OBJECTIVES:
1 - According to the post about building the GovCamp website, what did the organizers need the 2011 site to do? List every need the post gives.
2 - In the post about building the GovCamp website, what kind of website did the event use in its first year?
3 - Carry on the post about building the GovCamp website from its final sentence.

PROVIDED PASSAGE:
Example Speaker Bio page
Example Session Page
Video Streams page with live-stream pop-up
Session Leader listing page
Event Sponsors
Panel with per-room session listing
The embedded live video player for Auditorium A

Microsoft recently launched a new cloud hosting platform called Azure and have been pretty active in promoting its inter-operability, reaching out to Open Source software projects to explore its suitability for hosting all sorts of software.  We got in touch with them and the founders of a Canadian event called GovCamp to build the event a website using Drupal 7 on Azure and see what we could learn along the way.  This post will introduce the project and relate our methods - for any of you reading this who may want to try your hand at deploying Drupal on Azure.

About GovCamp

Founded in 2010, GovCamp takes a page from the 'unconference' movement in bringing together various groups of people to promote non-partisan dialog - specifically relating to the changing role of Government.  For its second-ever event this summer, organizers were aiming to bring 100s of people together in Toronto representing the grassroots, Government and Industry to spark dialog which could be communicated outside the physical event using the Internet and then into the future - with at at least annual sessions of GovCamp being held in Toronto.

In its first year, the event had used a simple Wordpress website (hosted on a standard Linux-based virtual hosting environment) and hadn't gone through any identity-defining exercise - its site didn't necessarily relate what the event was about but primarily allowed organizers to easily publish blog posts.

For 2011, the organizers were certain that they would welcome more attendees than the previous year and anticipated hundreds of people around the country (and internationally) wanting to clue into the day's happenings, despite physical separation.  They needed a website that featured a blog of event-related news, could be used to relate scheduling information as well as detail on who was presenting sessions in the schedule, and stream live video from the event.  After assessing the needs and wants of the project it was clear that Drupal would be an excellent platform for it - which we could use to build a robust dynamic website that would be easy to use whilst scalable and thus relevant after the event and again when next sessions of the event were held.

RECORDED DATA:
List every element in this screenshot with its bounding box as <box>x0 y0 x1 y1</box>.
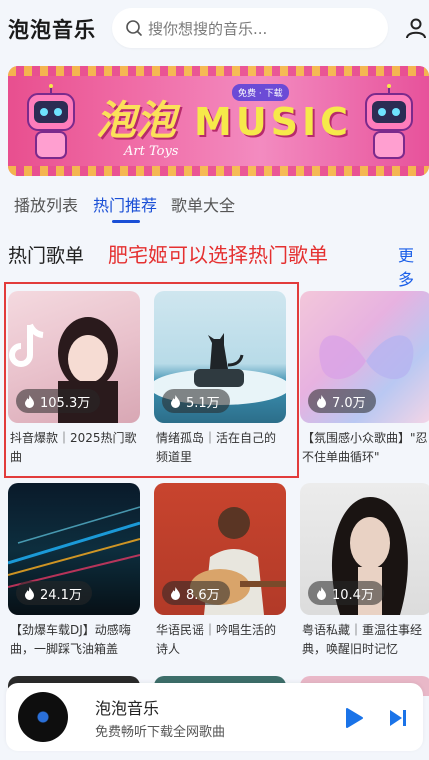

WRITTEN RESPONSES:
1 -
- Feature a blog of event-related news
- Provide scheduling information
- Give detail on who was presenting sessions in the schedule
- Stream live video from the event

2 - A simple Wordpress website hosted on a standard Linux-based virtual hosting environment.

3 -
So, we decided to build a website using the latest available version of Drupal 7.x, with the newest versions of contributed modules that would offer the feature-set we needed.  Alone this would be an arduous task as this meant dealing with not-yet-stable code, but we further stressed the case by attempting (for the first time ever) to get it all working on Windows Azure.

* The site's design was bespoke and kept simple - developed in 1 week from a visual identity for the event which we created.

About Windows Azure

Already used by Volvo, General Mills, 3M, Bing, The Associated Press and hundreds of other world-class brands, Azure is a cloud platform for building web applications using Microsoft's international network of data-centers which leverages that network to ideally remove the concerns of hosting infrastructure from app developers' responsibilities.

Getting Started

Because Azure is essentially a distributed hosting platform for Windows software, we needed to setup a virtual host using Windows IIS Server that would then have PHP and MySQL installed, with a small suite of tools to let us work with the Drupal file system and database we finally had to install.  So, though working in the cloud is supposed to remove headaches of working with hosting infrastructure, we were faced with essentially kitting out a new server. 

After some poking around through discussion forms and Microsoft's own helpful blog posts discussing PHP on Azure it became apparent that there was a pretty straight-forward method to setting up all of this software with just a few clicks > we used a package installer called Azure Companion, which we loaded into our hosting instance with instructions on what software we wanted installed.  The instructions were sourced online via a handy XML script and once the hosting instance was configured with our software set, we could focus on building the site!

Here are the steps we followed to get Azure up and running with the Azure Companion:

  1. Sign up for a free account at http://www.microsoft.com/windowsazure
  2. Login to Azure's Management Portal (with a Windows Live account)
  3. Create a new Storage Account
  4. Create a new Hosted Service
    1. Choosing a URL to access the host via the Web,
    2. Choosing to deploy the Hosted Service to a 'Production Environment' (and ticking to start the deployment after setup),
    3. Selecting the installation package file we found online,
    4. Editing the configuration file for that installation package to reflect the Storage Account information we just setup and then choosing it for the new Hosted Service
  5. After waiting for a little while the Hosted Service was up and running and we popped over to the URL we had chosen (at port :8080 in our browser) to take a peek at the Azure Companion.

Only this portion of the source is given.